SUPPLIED DATA ::
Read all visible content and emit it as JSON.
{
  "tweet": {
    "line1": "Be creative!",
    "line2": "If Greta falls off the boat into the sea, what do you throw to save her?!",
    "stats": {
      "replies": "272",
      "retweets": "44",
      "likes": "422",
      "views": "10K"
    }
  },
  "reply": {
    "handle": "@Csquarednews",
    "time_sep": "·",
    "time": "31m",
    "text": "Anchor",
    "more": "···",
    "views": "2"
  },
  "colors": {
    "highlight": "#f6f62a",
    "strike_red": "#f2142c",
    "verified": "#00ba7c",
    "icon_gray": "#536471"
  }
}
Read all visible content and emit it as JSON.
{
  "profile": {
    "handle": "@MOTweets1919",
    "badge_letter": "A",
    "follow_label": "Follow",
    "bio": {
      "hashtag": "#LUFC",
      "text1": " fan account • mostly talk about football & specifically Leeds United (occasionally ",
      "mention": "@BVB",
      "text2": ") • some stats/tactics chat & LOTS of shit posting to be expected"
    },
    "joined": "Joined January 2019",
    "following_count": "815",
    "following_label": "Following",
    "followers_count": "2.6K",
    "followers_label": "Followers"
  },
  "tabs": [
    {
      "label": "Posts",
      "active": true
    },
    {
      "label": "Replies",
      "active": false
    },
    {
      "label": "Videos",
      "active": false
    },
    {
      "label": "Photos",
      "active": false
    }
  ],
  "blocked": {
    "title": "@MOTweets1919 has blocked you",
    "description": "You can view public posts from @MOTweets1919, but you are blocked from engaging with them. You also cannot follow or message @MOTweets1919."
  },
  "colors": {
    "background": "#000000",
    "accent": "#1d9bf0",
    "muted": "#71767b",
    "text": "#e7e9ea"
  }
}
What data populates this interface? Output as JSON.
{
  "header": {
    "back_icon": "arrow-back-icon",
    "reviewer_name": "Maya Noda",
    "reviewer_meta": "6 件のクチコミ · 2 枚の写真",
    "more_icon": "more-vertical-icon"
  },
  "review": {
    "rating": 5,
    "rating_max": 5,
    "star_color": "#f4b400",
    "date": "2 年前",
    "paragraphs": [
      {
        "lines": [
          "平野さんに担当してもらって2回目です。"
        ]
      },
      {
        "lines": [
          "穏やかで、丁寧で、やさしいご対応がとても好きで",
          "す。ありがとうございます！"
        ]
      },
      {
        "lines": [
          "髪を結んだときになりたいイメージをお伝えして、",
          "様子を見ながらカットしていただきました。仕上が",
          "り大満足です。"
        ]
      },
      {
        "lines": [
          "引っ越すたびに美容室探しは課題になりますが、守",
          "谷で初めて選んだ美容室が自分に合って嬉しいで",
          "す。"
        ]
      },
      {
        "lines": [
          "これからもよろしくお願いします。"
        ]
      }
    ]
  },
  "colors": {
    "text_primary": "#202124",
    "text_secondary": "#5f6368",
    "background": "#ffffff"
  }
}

TASK INSTRUCTIONS :: Copy out the whole listing exactly.

RESULT ::
Read all visible content and emit it as JSON.
{
  "tweet": {
    "line1": "Be creative!",
    "line2": "If Greta falls off the boat into the sea, what do you throw to save her?!",
    "stats": {
      "replies": "272",
      "retweets": "44",
      "likes": "422",
      "views": "10K"
    }
  },
  "reply": {
    "handle": "@Csquarednews",
    "time_sep": "·",
    "time": "31m",
    "text": "Anchor",
    "more": "···",
    "views": "2"
  },
  "colors": {
    "highlight": "#f6f62a",
    "strike_red": "#f2142c",
    "verified": "#00ba7c",
    "icon_gray": "#536471"
  }
}
Read all visible content and emit it as JSON.
{
  "profile": {
    "handle": "@MOTweets1919",
    "badge_letter": "A",
    "follow_label": "Follow",
    "bio": {
      "hashtag": "#LUFC",
      "text1": " fan account • mostly talk about football & specifically Leeds United (occasionally ",
      "mention": "@BVB",
      "text2": ") • some stats/tactics chat & LOTS of shit posting to be expected"
    },
    "joined": "Joined January 2019",
    "following_count": "815",
    "following_label": "Following",
    "followers_count": "2.6K",
    "followers_label": "Followers"
  },
  "tabs": [
    {
      "label": "Posts",
      "active": true
    },
    {
      "label": "Replies",
      "active": false
    },
    {
      "label": "Videos",
      "active": false
    },
    {
      "label": "Photos",
      "active": false
    }
  ],
  "blocked": {
    "title": "@MOTweets1919 has blocked you",
    "description": "You can view public posts from @MOTweets1919, but you are blocked from engaging with them. You also cannot follow or message @MOTweets1919."
  },
  "colors": {
    "background": "#000000",
    "accent": "#1d9bf0",
    "muted": "#71767b",
    "text": "#e7e9ea"
  }
}
What data populates this interface? Output as JSON.
{
  "header": {
    "back_icon": "arrow-back-icon",
    "reviewer_name": "Maya Noda",
    "reviewer_meta": "6 件のクチコミ · 2 枚の写真",
    "more_icon": "more-vertical-icon"
  },
  "review": {
    "rating": 5,
    "rating_max": 5,
    "star_color": "#f4b400",
    "date": "2 年前",
    "paragraphs": [
      {
        "lines": [
          "平野さんに担当してもらって2回目です。"
        ]
      },
      {
        "lines": [
          "穏やかで、丁寧で、やさしいご対応がとても好きで",
          "す。ありがとうございます！"
        ]
      },
      {
        "lines": [
          "髪を結んだときになりたいイメージをお伝えして、",
          "様子を見ながらカットしていただきました。仕上が",
          "り大満足です。"
        ]
      },
      {
        "lines": [
          "引っ越すたびに美容室探しは課題になりますが、守",
          "谷で初めて選んだ美容室が自分に合って嬉しいで",
          "す。"
        ]
      },
      {
        "lines": [
          "これからもよろしくお願いします。"
        ]
      }
    ]
  },
  "colors": {
    "text_primary": "#202124",
    "text_secondary": "#5f6368",
    "background": "#ffffff"
  }
}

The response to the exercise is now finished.